## begin
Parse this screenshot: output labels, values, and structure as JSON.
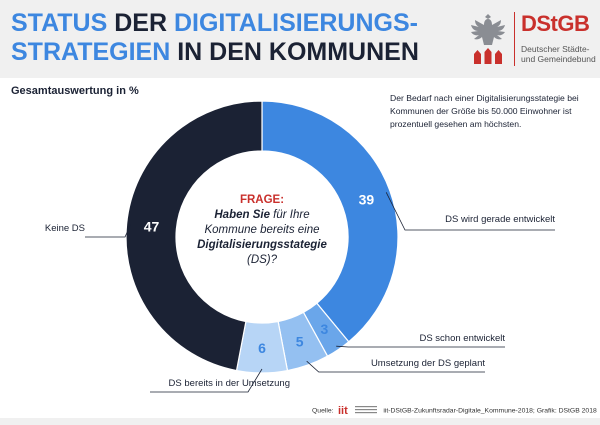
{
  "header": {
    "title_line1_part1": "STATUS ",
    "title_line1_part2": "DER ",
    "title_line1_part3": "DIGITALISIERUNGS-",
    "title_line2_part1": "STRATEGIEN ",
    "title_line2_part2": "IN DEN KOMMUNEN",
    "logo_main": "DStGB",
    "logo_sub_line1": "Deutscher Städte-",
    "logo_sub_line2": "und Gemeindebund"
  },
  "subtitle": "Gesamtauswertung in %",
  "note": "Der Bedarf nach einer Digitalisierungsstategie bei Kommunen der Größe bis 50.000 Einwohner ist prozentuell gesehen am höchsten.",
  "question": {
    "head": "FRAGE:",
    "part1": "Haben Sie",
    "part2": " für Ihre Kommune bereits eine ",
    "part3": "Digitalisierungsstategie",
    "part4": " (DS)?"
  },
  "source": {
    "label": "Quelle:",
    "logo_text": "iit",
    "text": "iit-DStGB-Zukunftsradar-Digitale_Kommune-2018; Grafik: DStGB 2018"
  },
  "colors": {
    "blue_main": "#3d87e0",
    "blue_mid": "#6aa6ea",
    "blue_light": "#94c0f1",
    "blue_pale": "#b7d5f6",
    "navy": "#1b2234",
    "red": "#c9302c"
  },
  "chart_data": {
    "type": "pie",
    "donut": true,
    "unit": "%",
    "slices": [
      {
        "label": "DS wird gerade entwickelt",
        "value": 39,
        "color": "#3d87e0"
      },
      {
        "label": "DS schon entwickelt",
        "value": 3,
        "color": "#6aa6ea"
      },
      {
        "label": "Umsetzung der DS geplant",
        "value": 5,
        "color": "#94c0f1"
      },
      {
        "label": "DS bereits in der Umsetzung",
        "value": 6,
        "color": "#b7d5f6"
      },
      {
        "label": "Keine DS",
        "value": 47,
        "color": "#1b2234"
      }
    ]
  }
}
## end
The records above must be echoed exactly, minus their pictures.

Task solution:
Parse this screenshot: output labels, values, and structure as JSON.
{
  "header": {
    "title_line1_part1": "STATUS ",
    "title_line1_part2": "DER ",
    "title_line1_part3": "DIGITALISIERUNGS-",
    "title_line2_part1": "STRATEGIEN ",
    "title_line2_part2": "IN DEN KOMMUNEN",
    "logo_main": "DStGB",
    "logo_sub_line1": "Deutscher Städte-",
    "logo_sub_line2": "und Gemeindebund"
  },
  "subtitle": "Gesamtauswertung in %",
  "note": "Der Bedarf nach einer Digitalisierungsstategie bei Kommunen der Größe bis 50.000 Einwohner ist prozentuell gesehen am höchsten.",
  "question": {
    "head": "FRAGE:",
    "part1": "Haben Sie",
    "part2": " für Ihre Kommune bereits eine ",
    "part3": "Digitalisierungsstategie",
    "part4": " (DS)?"
  },
  "source": {
    "label": "Quelle:",
    "logo_text": "iit",
    "text": "iit-DStGB-Zukunftsradar-Digitale_Kommune-2018; Grafik: DStGB 2018"
  },
  "colors": {
    "blue_main": "#3d87e0",
    "blue_mid": "#6aa6ea",
    "blue_light": "#94c0f1",
    "blue_pale": "#b7d5f6",
    "navy": "#1b2234",
    "red": "#c9302c"
  },
  "chart_data": {
    "type": "pie",
    "donut": true,
    "unit": "%",
    "slices": [
      {
        "label": "DS wird gerade entwickelt",
        "value": 39,
        "color": "#3d87e0"
      },
      {
        "label": "DS schon entwickelt",
        "value": 3,
        "color": "#6aa6ea"
      },
      {
        "label": "Umsetzung der DS geplant",
        "value": 5,
        "color": "#94c0f1"
      },
      {
        "label": "DS bereits in der Umsetzung",
        "value": 6,
        "color": "#b7d5f6"
      },
      {
        "label": "Keine DS",
        "value": 47,
        "color": "#1b2234"
      }
    ]
  }
}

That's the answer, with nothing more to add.